→ Requirements
Go through the entries and transcribe each one exactly, dropping the pictures.

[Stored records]

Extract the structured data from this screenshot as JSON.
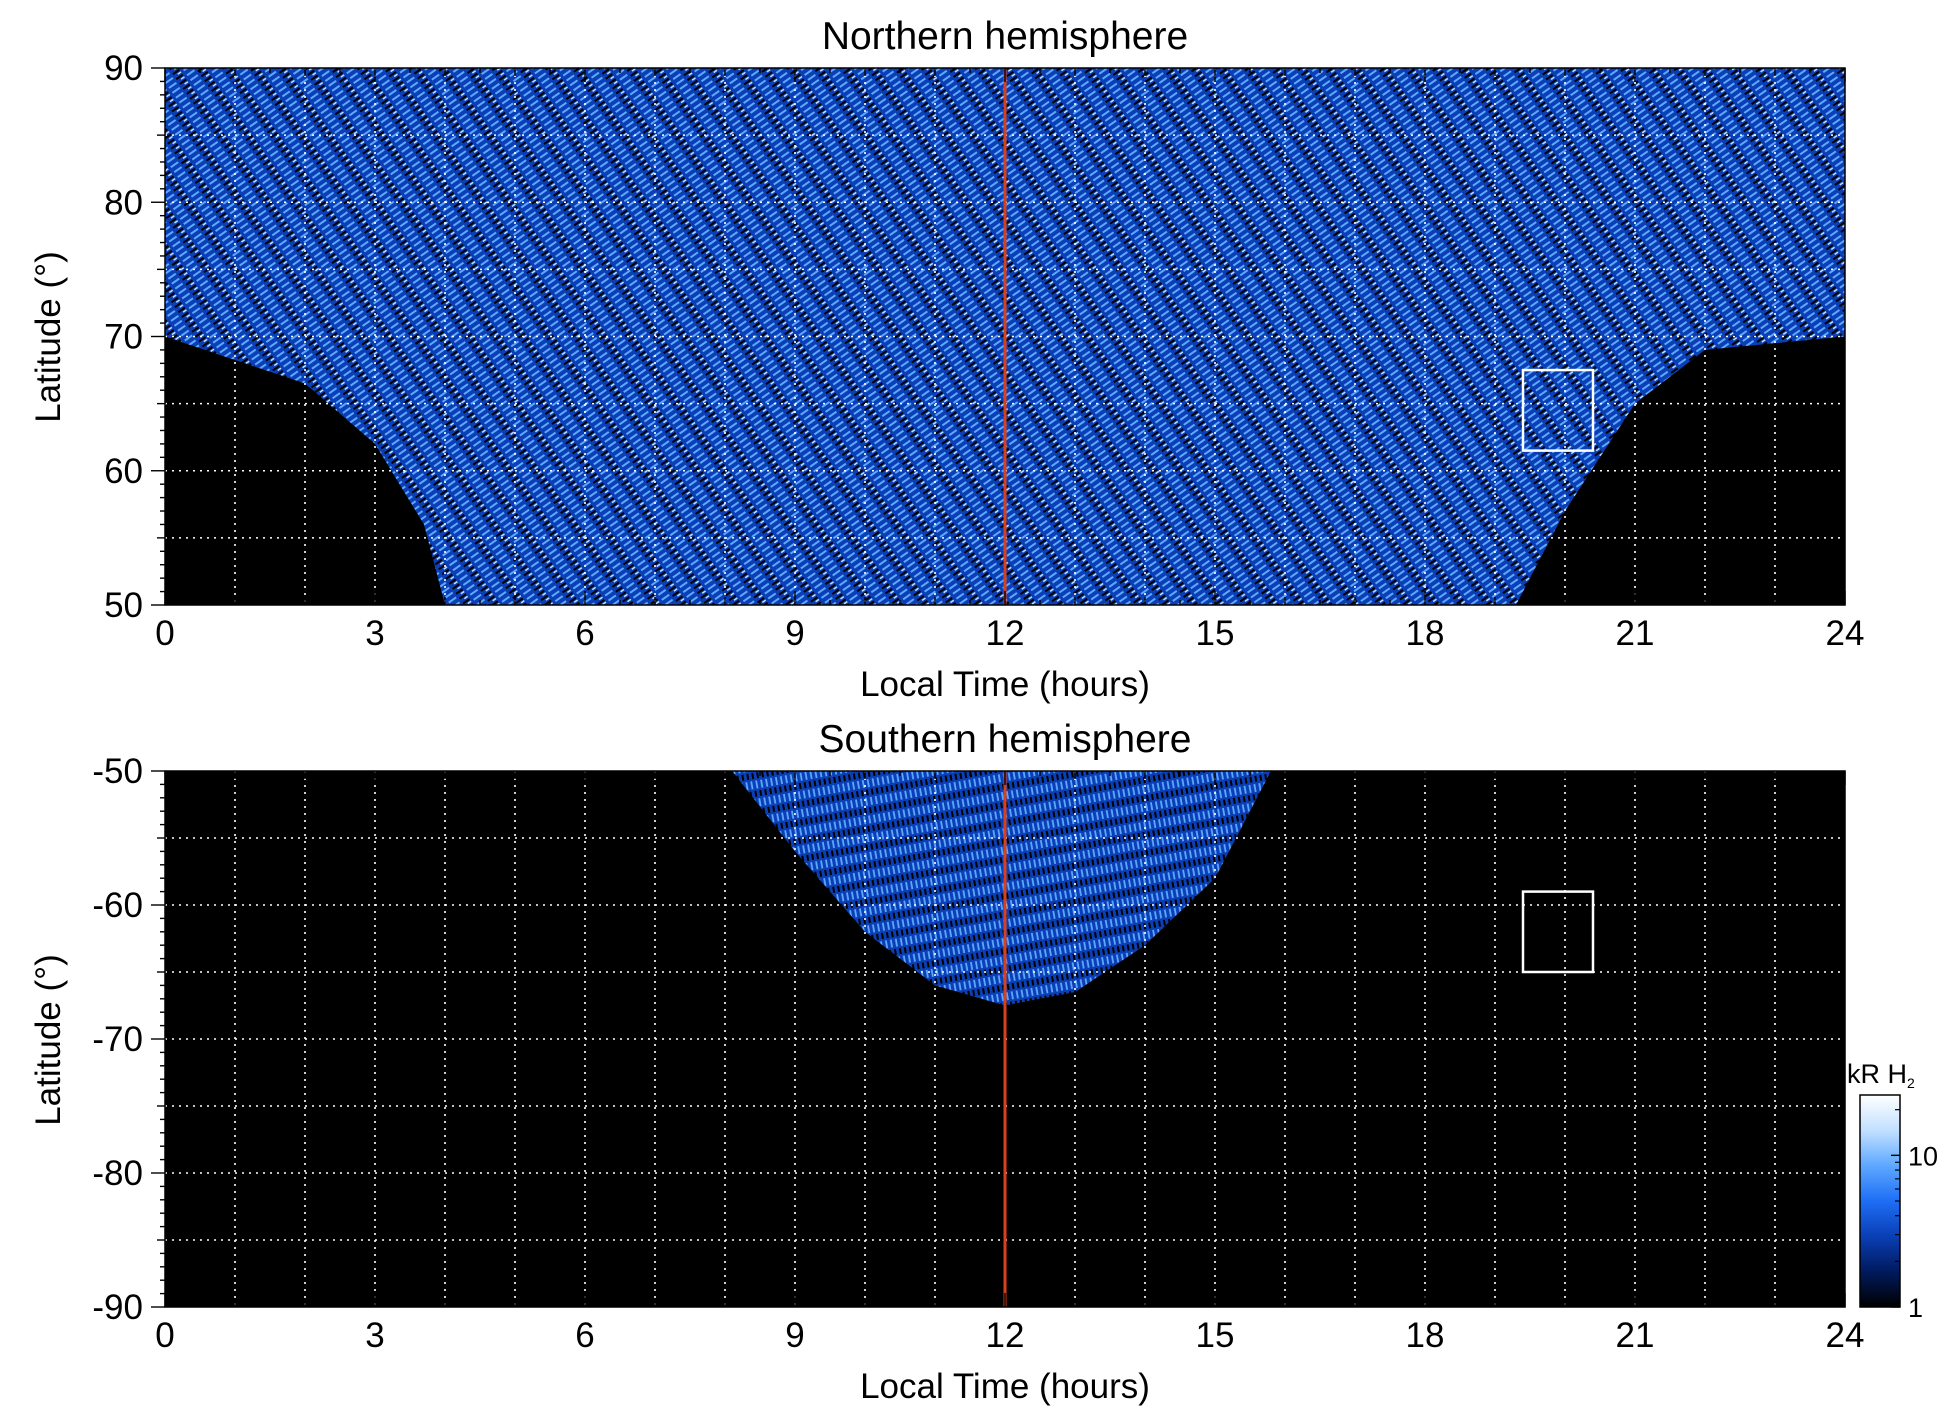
{
  "chart_data": [
    {
      "type": "heatmap",
      "title": "Northern hemisphere",
      "xlabel": "Local Time (hours)",
      "ylabel": "Latitude (°)",
      "xlim": [
        0,
        24
      ],
      "ylim": [
        50,
        90
      ],
      "xticks": [
        "0",
        "3",
        "6",
        "9",
        "12",
        "15",
        "18",
        "21",
        "24"
      ],
      "yticks": [
        "50",
        "60",
        "70",
        "80",
        "90"
      ],
      "grid": true,
      "marker_line": {
        "x": 12,
        "color": "#d9401e"
      },
      "box": {
        "x0": 19.4,
        "x1": 20.4,
        "y0": 61.5,
        "y1": 67.5,
        "color": "#ffffff"
      },
      "coverage_edge": [
        [
          0,
          70
        ],
        [
          2,
          66.5
        ],
        [
          3,
          62
        ],
        [
          3.7,
          56
        ],
        [
          4,
          50
        ],
        [
          19.3,
          50
        ],
        [
          20,
          57
        ],
        [
          21,
          65
        ],
        [
          22,
          69
        ],
        [
          24,
          70
        ]
      ]
    },
    {
      "type": "heatmap",
      "title": "Southern hemisphere",
      "xlabel": "Local Time (hours)",
      "ylabel": "Latitude (°)",
      "xlim": [
        0,
        24
      ],
      "ylim": [
        -90,
        -50
      ],
      "xticks": [
        "0",
        "3",
        "6",
        "9",
        "12",
        "15",
        "18",
        "21",
        "24"
      ],
      "yticks": [
        "-90",
        "-80",
        "-70",
        "-60",
        "-50"
      ],
      "grid": true,
      "marker_line": {
        "x": 12,
        "color": "#d9401e"
      },
      "box": {
        "x0": 19.4,
        "x1": 20.4,
        "y0": -65,
        "y1": -59,
        "color": "#ffffff"
      },
      "coverage_edge": [
        [
          8.1,
          -50
        ],
        [
          9,
          -56
        ],
        [
          10,
          -62
        ],
        [
          11,
          -66
        ],
        [
          12,
          -67.5
        ],
        [
          13,
          -66.5
        ],
        [
          14,
          -63
        ],
        [
          15,
          -58
        ],
        [
          15.8,
          -50
        ]
      ]
    }
  ],
  "colorbar": {
    "title": "kR H",
    "subscript": "2",
    "ticks": [
      {
        "label": "10",
        "value": 10
      },
      {
        "label": "1",
        "value": 1
      }
    ],
    "range": [
      1,
      25
    ],
    "scale": "log",
    "colors": [
      "#000000",
      "#001a5c",
      "#0a3fb5",
      "#1e6ef5",
      "#5ea8ff",
      "#c2e0ff",
      "#ffffff"
    ]
  }
}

→ Finished task
Extract the structured data from this screenshot as JSON.
{
  "chart_data": [
    {
      "type": "heatmap",
      "title": "Northern hemisphere",
      "xlabel": "Local Time (hours)",
      "ylabel": "Latitude (°)",
      "xlim": [
        0,
        24
      ],
      "ylim": [
        50,
        90
      ],
      "xticks": [
        "0",
        "3",
        "6",
        "9",
        "12",
        "15",
        "18",
        "21",
        "24"
      ],
      "yticks": [
        "50",
        "60",
        "70",
        "80",
        "90"
      ],
      "grid": true,
      "marker_line": {
        "x": 12,
        "color": "#d9401e"
      },
      "box": {
        "x0": 19.4,
        "x1": 20.4,
        "y0": 61.5,
        "y1": 67.5,
        "color": "#ffffff"
      },
      "coverage_edge": [
        [
          0,
          70
        ],
        [
          2,
          66.5
        ],
        [
          3,
          62
        ],
        [
          3.7,
          56
        ],
        [
          4,
          50
        ],
        [
          19.3,
          50
        ],
        [
          20,
          57
        ],
        [
          21,
          65
        ],
        [
          22,
          69
        ],
        [
          24,
          70
        ]
      ]
    },
    {
      "type": "heatmap",
      "title": "Southern hemisphere",
      "xlabel": "Local Time (hours)",
      "ylabel": "Latitude (°)",
      "xlim": [
        0,
        24
      ],
      "ylim": [
        -90,
        -50
      ],
      "xticks": [
        "0",
        "3",
        "6",
        "9",
        "12",
        "15",
        "18",
        "21",
        "24"
      ],
      "yticks": [
        "-90",
        "-80",
        "-70",
        "-60",
        "-50"
      ],
      "grid": true,
      "marker_line": {
        "x": 12,
        "color": "#d9401e"
      },
      "box": {
        "x0": 19.4,
        "x1": 20.4,
        "y0": -65,
        "y1": -59,
        "color": "#ffffff"
      },
      "coverage_edge": [
        [
          8.1,
          -50
        ],
        [
          9,
          -56
        ],
        [
          10,
          -62
        ],
        [
          11,
          -66
        ],
        [
          12,
          -67.5
        ],
        [
          13,
          -66.5
        ],
        [
          14,
          -63
        ],
        [
          15,
          -58
        ],
        [
          15.8,
          -50
        ]
      ]
    }
  ],
  "colorbar": {
    "title": "kR H",
    "subscript": "2",
    "ticks": [
      {
        "label": "10",
        "value": 10
      },
      {
        "label": "1",
        "value": 1
      }
    ],
    "range": [
      1,
      25
    ],
    "scale": "log",
    "colors": [
      "#000000",
      "#001a5c",
      "#0a3fb5",
      "#1e6ef5",
      "#5ea8ff",
      "#c2e0ff",
      "#ffffff"
    ]
  }
}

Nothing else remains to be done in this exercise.